What you have to do
Look through the data below. Collect every line where the word "الله" occurs.

══════════════════════════════

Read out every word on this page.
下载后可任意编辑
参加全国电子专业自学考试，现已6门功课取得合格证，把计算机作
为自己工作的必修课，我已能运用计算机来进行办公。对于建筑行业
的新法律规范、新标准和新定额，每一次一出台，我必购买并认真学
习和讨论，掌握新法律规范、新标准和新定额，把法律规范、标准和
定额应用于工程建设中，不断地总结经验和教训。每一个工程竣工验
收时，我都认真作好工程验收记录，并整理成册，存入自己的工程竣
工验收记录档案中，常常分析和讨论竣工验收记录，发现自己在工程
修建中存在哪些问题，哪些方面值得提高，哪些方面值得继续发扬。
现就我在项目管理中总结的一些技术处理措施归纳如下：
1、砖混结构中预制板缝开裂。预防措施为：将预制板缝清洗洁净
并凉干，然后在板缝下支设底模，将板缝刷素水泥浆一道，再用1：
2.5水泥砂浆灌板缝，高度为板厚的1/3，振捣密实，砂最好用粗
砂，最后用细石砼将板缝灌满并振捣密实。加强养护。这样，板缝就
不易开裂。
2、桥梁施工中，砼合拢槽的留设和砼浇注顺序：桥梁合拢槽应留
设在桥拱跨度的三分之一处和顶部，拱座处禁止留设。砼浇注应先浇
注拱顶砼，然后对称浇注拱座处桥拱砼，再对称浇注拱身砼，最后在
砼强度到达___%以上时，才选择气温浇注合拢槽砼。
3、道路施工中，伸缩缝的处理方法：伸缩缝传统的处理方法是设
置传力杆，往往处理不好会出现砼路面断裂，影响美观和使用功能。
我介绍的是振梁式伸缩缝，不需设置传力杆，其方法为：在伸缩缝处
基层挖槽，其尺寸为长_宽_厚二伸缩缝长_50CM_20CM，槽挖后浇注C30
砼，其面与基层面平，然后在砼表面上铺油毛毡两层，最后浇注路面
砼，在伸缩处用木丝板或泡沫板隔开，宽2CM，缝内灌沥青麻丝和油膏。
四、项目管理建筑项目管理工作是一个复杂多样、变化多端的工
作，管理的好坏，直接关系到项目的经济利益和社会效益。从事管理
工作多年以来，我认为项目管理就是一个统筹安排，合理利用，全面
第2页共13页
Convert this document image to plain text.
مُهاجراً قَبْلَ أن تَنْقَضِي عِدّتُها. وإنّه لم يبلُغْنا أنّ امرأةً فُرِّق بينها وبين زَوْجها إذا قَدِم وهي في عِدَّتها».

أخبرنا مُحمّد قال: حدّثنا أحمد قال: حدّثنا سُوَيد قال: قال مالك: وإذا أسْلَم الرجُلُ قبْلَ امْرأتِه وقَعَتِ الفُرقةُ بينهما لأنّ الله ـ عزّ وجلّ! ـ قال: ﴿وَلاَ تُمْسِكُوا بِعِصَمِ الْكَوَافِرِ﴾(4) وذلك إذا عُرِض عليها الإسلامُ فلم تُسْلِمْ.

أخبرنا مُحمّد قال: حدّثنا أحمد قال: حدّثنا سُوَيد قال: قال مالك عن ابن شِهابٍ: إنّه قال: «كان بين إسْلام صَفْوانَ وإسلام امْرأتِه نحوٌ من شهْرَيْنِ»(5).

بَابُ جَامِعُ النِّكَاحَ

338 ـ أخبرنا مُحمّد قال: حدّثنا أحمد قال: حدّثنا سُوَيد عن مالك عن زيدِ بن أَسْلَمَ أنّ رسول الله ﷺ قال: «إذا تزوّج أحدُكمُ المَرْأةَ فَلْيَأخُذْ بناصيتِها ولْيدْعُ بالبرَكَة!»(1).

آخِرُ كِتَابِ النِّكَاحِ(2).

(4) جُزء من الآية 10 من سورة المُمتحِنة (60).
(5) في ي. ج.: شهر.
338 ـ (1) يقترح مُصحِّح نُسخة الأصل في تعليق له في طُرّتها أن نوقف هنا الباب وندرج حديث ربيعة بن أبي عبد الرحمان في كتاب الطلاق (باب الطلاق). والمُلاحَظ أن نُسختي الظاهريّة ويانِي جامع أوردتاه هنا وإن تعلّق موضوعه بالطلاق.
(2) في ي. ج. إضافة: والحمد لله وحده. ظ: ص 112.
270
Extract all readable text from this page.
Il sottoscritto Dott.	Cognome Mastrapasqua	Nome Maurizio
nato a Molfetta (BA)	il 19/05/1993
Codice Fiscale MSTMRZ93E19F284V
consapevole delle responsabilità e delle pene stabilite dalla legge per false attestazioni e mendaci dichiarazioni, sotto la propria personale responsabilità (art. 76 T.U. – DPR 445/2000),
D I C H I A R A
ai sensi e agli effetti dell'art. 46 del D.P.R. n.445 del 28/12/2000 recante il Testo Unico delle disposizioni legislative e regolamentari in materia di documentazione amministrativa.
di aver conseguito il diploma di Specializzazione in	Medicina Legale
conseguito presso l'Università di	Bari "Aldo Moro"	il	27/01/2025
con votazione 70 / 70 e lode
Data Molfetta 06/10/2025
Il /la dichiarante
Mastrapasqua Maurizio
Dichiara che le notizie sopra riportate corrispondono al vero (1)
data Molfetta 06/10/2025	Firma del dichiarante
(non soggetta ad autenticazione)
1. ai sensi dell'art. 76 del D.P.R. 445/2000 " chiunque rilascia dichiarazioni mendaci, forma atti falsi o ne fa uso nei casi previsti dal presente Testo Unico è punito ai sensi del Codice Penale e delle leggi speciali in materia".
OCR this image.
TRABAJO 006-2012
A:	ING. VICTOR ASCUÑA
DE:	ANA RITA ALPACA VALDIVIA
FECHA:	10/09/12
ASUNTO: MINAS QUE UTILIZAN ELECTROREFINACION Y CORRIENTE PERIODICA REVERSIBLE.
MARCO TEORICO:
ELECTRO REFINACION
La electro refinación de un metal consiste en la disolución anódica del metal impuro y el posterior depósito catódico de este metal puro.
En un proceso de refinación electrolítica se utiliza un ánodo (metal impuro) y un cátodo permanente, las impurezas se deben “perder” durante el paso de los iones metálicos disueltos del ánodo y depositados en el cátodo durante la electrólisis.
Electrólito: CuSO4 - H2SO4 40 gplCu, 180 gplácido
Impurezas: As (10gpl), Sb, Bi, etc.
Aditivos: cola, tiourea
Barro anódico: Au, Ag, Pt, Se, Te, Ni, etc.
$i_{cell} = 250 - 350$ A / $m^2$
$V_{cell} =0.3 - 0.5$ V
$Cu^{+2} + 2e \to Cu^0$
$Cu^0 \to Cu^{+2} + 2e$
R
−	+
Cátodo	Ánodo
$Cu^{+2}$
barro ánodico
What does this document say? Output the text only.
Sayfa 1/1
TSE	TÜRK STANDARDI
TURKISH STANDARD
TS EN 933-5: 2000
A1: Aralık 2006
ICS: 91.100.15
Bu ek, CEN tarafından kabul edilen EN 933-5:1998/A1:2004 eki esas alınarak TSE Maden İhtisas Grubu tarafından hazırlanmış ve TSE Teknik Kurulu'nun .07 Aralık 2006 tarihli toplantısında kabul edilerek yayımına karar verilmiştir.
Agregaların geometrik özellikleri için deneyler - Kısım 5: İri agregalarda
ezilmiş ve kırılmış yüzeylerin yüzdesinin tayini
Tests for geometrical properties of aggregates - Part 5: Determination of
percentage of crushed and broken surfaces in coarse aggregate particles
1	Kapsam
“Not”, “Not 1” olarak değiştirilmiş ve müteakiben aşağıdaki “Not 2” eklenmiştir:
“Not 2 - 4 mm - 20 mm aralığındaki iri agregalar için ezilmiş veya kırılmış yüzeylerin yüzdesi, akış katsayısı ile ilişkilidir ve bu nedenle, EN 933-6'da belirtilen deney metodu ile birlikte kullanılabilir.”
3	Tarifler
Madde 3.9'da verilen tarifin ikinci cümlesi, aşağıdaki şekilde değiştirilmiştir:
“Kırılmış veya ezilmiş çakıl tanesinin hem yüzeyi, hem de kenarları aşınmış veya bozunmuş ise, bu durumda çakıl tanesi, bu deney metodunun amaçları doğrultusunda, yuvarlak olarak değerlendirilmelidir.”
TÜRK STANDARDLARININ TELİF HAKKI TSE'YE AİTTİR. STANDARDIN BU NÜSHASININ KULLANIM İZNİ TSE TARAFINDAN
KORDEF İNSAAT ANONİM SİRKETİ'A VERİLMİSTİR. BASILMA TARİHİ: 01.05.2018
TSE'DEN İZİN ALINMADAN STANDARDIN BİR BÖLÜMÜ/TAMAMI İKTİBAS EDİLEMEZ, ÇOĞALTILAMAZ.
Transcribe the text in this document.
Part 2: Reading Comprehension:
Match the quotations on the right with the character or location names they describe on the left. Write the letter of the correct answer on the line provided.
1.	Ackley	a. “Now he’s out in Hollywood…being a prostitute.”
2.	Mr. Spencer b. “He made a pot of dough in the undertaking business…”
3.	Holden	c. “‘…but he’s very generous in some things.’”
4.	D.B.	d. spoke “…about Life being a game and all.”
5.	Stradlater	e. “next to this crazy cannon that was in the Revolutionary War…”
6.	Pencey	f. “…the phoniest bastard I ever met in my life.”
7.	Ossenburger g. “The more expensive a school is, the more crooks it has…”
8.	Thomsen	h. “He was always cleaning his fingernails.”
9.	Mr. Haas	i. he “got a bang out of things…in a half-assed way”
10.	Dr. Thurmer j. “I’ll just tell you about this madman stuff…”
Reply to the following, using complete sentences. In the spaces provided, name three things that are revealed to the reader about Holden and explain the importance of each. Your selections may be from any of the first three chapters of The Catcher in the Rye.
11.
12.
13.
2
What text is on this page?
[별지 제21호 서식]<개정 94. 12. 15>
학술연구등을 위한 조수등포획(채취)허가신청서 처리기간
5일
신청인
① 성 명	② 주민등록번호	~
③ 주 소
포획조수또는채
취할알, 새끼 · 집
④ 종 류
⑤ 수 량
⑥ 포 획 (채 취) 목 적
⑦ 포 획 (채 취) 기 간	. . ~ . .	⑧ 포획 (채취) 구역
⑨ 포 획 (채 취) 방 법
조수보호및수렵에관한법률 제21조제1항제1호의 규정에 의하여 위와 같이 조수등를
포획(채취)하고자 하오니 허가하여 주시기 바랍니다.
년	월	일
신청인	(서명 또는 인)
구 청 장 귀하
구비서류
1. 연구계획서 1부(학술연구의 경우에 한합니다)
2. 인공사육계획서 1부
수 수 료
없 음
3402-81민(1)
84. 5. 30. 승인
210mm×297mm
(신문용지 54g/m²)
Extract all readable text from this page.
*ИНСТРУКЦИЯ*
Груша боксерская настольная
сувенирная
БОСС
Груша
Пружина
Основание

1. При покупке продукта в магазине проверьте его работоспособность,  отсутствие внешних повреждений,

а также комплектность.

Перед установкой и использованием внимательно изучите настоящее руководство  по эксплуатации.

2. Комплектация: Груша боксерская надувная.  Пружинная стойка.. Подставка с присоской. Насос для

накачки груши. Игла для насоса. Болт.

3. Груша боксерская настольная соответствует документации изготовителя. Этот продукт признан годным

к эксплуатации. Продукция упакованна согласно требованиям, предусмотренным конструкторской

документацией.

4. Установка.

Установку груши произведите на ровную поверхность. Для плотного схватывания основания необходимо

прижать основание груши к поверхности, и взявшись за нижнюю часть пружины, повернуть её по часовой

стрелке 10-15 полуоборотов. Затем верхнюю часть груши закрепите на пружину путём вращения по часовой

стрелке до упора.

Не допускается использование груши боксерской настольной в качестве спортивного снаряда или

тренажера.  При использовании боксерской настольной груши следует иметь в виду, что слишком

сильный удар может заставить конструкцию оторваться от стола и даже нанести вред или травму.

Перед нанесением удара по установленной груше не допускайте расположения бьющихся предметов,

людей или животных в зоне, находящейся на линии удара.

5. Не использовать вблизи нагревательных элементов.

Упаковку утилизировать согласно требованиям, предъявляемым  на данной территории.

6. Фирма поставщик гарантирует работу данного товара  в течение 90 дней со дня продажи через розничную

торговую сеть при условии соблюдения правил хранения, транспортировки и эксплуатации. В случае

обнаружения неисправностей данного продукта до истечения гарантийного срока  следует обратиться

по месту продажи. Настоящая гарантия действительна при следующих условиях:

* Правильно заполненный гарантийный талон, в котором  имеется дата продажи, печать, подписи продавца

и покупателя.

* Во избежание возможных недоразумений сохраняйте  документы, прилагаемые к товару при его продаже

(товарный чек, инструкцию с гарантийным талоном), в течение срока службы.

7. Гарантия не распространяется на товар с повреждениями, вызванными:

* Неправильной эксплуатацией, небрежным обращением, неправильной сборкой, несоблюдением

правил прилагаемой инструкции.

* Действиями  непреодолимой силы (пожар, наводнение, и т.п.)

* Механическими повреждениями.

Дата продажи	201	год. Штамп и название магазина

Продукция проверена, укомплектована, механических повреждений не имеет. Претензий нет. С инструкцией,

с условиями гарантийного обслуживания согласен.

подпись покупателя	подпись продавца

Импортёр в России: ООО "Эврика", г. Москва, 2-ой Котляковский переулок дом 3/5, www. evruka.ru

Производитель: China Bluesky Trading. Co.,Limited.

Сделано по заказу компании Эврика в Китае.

══════════════════════════════

The output
أخبرنا مُحمّد قال: حدّثنا أحمد قال: حدّثنا سُوَيد قال: قال مالك: وإذا أسْلَم الرجُلُ قبْلَ امْرأتِه وقَعَتِ الفُرقةُ بينهما لأنّ الله ـ عزّ وجلّ! ـ قال: ﴿وَلاَ تُمْسِكُوا بِعِصَمِ الْكَوَافِرِ﴾(4) وذلك إذا عُرِض عليها الإسلامُ فلم تُسْلِمْ.
338 ـ أخبرنا مُحمّد قال: حدّثنا أحمد قال: حدّثنا سُوَيد عن مالك عن زيدِ بن أَسْلَمَ أنّ رسول الله ﷺ قال: «إذا تزوّج أحدُكمُ المَرْأةَ فَلْيَأخُذْ بناصيتِها ولْيدْعُ بالبرَكَة!»(1).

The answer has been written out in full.